• Work to do:
Convert the data below into a JSON list of strings, with one string for each line and no entries for blank lines.
-- start --
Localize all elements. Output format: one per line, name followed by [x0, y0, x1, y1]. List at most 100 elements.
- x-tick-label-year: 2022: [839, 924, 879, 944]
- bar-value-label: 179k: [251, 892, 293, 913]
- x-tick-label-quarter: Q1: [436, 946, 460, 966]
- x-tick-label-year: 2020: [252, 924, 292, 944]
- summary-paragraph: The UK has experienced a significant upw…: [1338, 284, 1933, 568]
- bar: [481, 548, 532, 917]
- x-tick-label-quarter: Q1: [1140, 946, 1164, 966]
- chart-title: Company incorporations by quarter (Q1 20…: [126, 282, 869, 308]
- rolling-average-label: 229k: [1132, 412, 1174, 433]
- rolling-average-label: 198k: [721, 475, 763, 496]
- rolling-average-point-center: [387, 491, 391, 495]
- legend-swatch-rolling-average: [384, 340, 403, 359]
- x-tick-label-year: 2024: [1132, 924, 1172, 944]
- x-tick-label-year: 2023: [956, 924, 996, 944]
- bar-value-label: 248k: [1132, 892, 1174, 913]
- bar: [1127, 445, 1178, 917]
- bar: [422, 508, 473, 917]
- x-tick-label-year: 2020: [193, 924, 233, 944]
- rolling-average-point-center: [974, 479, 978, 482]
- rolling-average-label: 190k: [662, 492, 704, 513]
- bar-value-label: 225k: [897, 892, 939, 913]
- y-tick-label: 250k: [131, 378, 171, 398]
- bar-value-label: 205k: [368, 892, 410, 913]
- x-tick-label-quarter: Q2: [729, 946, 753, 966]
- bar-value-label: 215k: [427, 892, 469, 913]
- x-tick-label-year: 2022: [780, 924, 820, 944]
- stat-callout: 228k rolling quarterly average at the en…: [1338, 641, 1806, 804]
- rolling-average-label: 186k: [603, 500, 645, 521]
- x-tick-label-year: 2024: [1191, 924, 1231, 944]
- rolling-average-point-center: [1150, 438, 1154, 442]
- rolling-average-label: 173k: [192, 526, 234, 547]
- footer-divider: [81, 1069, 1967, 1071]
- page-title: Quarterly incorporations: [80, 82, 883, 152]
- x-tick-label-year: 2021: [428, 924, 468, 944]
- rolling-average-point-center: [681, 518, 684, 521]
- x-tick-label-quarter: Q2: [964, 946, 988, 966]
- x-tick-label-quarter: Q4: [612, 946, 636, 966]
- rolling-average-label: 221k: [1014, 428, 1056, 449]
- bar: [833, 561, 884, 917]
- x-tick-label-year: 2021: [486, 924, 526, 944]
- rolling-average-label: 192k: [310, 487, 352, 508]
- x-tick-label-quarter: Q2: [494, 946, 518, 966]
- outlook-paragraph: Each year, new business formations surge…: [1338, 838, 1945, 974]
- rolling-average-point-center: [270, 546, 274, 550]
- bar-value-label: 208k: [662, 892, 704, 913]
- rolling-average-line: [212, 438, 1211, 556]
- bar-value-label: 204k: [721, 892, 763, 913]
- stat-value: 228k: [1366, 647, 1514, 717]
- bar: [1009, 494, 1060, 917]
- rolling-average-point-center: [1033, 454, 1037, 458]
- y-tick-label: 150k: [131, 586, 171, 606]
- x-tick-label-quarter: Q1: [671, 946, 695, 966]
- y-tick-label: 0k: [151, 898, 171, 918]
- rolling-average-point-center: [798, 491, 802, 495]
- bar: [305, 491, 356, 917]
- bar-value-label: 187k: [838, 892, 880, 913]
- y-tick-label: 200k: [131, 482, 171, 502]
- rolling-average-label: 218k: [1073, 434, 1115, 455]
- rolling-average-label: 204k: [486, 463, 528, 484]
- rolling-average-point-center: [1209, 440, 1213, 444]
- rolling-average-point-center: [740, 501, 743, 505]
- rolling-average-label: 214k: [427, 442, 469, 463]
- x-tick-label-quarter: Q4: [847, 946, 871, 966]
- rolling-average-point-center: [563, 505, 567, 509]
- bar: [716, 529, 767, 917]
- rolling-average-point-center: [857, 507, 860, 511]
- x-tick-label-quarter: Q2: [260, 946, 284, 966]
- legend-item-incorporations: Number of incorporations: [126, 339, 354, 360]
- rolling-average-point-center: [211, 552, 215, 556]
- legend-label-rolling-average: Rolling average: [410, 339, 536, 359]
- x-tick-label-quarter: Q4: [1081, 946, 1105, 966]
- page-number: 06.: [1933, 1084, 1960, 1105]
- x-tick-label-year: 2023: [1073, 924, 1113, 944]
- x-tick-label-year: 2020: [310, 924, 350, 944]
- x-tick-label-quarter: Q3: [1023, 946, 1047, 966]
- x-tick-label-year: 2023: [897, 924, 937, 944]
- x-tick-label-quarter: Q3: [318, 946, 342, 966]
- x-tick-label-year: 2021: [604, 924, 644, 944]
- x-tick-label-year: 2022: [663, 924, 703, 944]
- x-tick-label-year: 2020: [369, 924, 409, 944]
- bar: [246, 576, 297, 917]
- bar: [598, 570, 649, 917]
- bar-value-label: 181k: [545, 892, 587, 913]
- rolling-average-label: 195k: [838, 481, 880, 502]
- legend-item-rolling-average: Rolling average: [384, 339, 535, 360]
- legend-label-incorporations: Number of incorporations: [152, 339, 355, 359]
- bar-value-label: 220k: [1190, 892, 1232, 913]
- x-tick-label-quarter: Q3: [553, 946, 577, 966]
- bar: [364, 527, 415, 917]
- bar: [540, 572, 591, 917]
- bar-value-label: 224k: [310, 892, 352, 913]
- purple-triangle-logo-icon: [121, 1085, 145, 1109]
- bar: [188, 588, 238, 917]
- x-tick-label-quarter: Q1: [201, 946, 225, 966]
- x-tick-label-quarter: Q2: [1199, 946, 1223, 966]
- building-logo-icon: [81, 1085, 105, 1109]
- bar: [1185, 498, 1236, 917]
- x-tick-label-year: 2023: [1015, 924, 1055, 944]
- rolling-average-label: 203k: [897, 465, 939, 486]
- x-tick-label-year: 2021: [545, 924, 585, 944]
-- end --
• Final result:
[
  "Localize all elements. Output format: one per line, name followed by [x0, y0, x1, y1]. List at most 100 elements.",
  "- x-tick-label-year: 2022: [839, 924, 879, 944]",
  "- bar-value-label: 179k: [251, 892, 293, 913]",
  "- x-tick-label-quarter: Q1: [436, 946, 460, 966]",
  "- x-tick-label-year: 2020: [252, 924, 292, 944]",
  "- summary-paragraph: The UK has experienced a significant upw…: [1338, 284, 1933, 568]",
  "- bar: [481, 548, 532, 917]",
  "- x-tick-label-quarter: Q1: [1140, 946, 1164, 966]",
  "- chart-title: Company incorporations by quarter (Q1 20…: [126, 282, 869, 308]",
  "- rolling-average-label: 229k: [1132, 412, 1174, 433]",
  "- rolling-average-label: 198k: [721, 475, 763, 496]",
  "- rolling-average-point-center: [387, 491, 391, 495]",
  "- legend-swatch-rolling-average: [384, 340, 403, 359]",
  "- x-tick-label-year: 2024: [1132, 924, 1172, 944]",
  "- x-tick-label-year: 2023: [956, 924, 996, 944]",
  "- bar-value-label: 248k: [1132, 892, 1174, 913]",
  "- bar: [1127, 445, 1178, 917]",
  "- bar: [422, 508, 473, 917]",
  "- x-tick-label-year: 2020: [193, 924, 233, 944]",
  "- rolling-average-point-center: [974, 479, 978, 482]",
  "- rolling-average-label: 190k: [662, 492, 704, 513]",
  "- bar-value-label: 225k: [897, 892, 939, 913]",
  "- y-tick-label: 250k: [131, 378, 171, 398]",
  "- bar-value-label: 205k: [368, 892, 410, 913]",
  "- x-tick-label-quarter: Q2: [729, 946, 753, 966]",
  "- bar-value-label: 215k: [427, 892, 469, 913]",
  "- x-tick-label-year: 2022: [780, 924, 820, 944]",
  "- stat-callout: 228k rolling quarterly average at the en…: [1338, 641, 1806, 804]",
  "- rolling-average-label: 186k: [603, 500, 645, 521]",
  "- x-tick-label-year: 2024: [1191, 924, 1231, 944]",
  "- rolling-average-point-center: [1150, 438, 1154, 442]",
  "- rolling-average-label: 173k: [192, 526, 234, 547]",
  "- footer-divider: [81, 1069, 1967, 1071]",
  "- page-title: Quarterly incorporations: [80, 82, 883, 152]",
  "- x-tick-label-year: 2021: [428, 924, 468, 944]",
  "- rolling-average-point-center: [681, 518, 684, 521]",
  "- x-tick-label-quarter: Q2: [964, 946, 988, 966]",
  "- x-tick-label-quarter: Q4: [612, 946, 636, 966]",
  "- rolling-average-label: 221k: [1014, 428, 1056, 449]",
  "- bar: [833, 561, 884, 917]",
  "- x-tick-label-year: 2021: [486, 924, 526, 944]",
  "- rolling-average-label: 192k: [310, 487, 352, 508]",
  "- x-tick-label-quarter: Q2: [494, 946, 518, 966]",
  "- outlook-paragraph: Each year, new business formations surge…: [1338, 838, 1945, 974]",
  "- rolling-average-point-center: [270, 546, 274, 550]",
  "- bar-value-label: 208k: [662, 892, 704, 913]",
  "- rolling-average-line: [212, 438, 1211, 556]",
  "- bar-value-label: 204k: [721, 892, 763, 913]",
  "- stat-value: 228k: [1366, 647, 1514, 717]",
  "- bar: [1009, 494, 1060, 917]",
  "- rolling-average-point-center: [1033, 454, 1037, 458]",
  "- y-tick-label: 150k: [131, 586, 171, 606]",
  "- x-tick-label-quarter: Q1: [671, 946, 695, 966]",
  "- y-tick-label: 0k: [151, 898, 171, 918]",
  "- rolling-average-point-center: [798, 491, 802, 495]",
  "- bar: [305, 491, 356, 917]",
  "- bar-value-label: 187k: [838, 892, 880, 913]",
  "- y-tick-label: 200k: [131, 482, 171, 502]",
  "- rolling-average-label: 218k: [1073, 434, 1115, 455]",
  "- rolling-average-label: 204k: [486, 463, 528, 484]",
  "- rolling-average-point-center: [1209, 440, 1213, 444]",
  "- rolling-average-point-center: [740, 501, 743, 505]",
  "- rolling-average-label: 214k: [427, 442, 469, 463]",
  "- x-tick-label-quarter: Q4: [847, 946, 871, 966]",
  "- rolling-average-point-center: [563, 505, 567, 509]",
  "- bar: [716, 529, 767, 917]",
  "- rolling-average-point-center: [857, 507, 860, 511]",
  "- x-tick-label-quarter: Q2: [260, 946, 284, 966]",
  "- legend-item-incorporations: Number of incorporations: [126, 339, 354, 360]",
  "- rolling-average-point-center: [211, 552, 215, 556]",
  "- legend-label-rolling-average: Rolling average: [410, 339, 536, 359]",
  "- x-tick-label-quarter: Q4: [1081, 946, 1105, 966]",
  "- page-number: 06.: [1933, 1084, 1960, 1105]",
  "- x-tick-label-year: 2023: [1073, 924, 1113, 944]",
  "- x-tick-label-year: 2020: [310, 924, 350, 944]",
  "- x-tick-label-quarter: Q3: [1023, 946, 1047, 966]",
  "- x-tick-label-year: 2023: [897, 924, 937, 944]",
  "- x-tick-label-quarter: Q3: [318, 946, 342, 966]",
  "- x-tick-label-year: 2021: [604, 924, 644, 944]",
  "- x-tick-label-year: 2022: [663, 924, 703, 944]",
  "- x-tick-label-year: 2020: [369, 924, 409, 944]",
  "- bar: [246, 576, 297, 917]",
  "- bar: [598, 570, 649, 917]",
  "- bar-value-label: 181k: [545, 892, 587, 913]",
  "- rolling-average-label: 195k: [838, 481, 880, 502]",
  "- legend-item-rolling-average: Rolling average: [384, 339, 535, 360]",
  "- legend-label-incorporations: Number of incorporations: [152, 339, 355, 359]",
  "- bar-value-label: 220k: [1190, 892, 1232, 913]",
  "- x-tick-label-quarter: Q3: [553, 946, 577, 966]",
  "- bar: [364, 527, 415, 917]",
  "- bar: [540, 572, 591, 917]",
  "- bar-value-label: 224k: [310, 892, 352, 913]",
  "- purple-triangle-logo-icon: [121, 1085, 145, 1109]",
  "- bar: [188, 588, 238, 917]",
  "- x-tick-label-quarter: Q1: [201, 946, 225, 966]",
  "- x-tick-label-quarter: Q2: [1199, 946, 1223, 966]",
  "- building-logo-icon: [81, 1085, 105, 1109]",
  "- bar: [1185, 498, 1236, 917]",
  "- x-tick-label-year: 2023: [1015, 924, 1055, 944]",
  "- rolling-average-label: 203k: [897, 465, 939, 486]",
  "- x-tick-label-year: 2021: [545, 924, 585, 944]"
]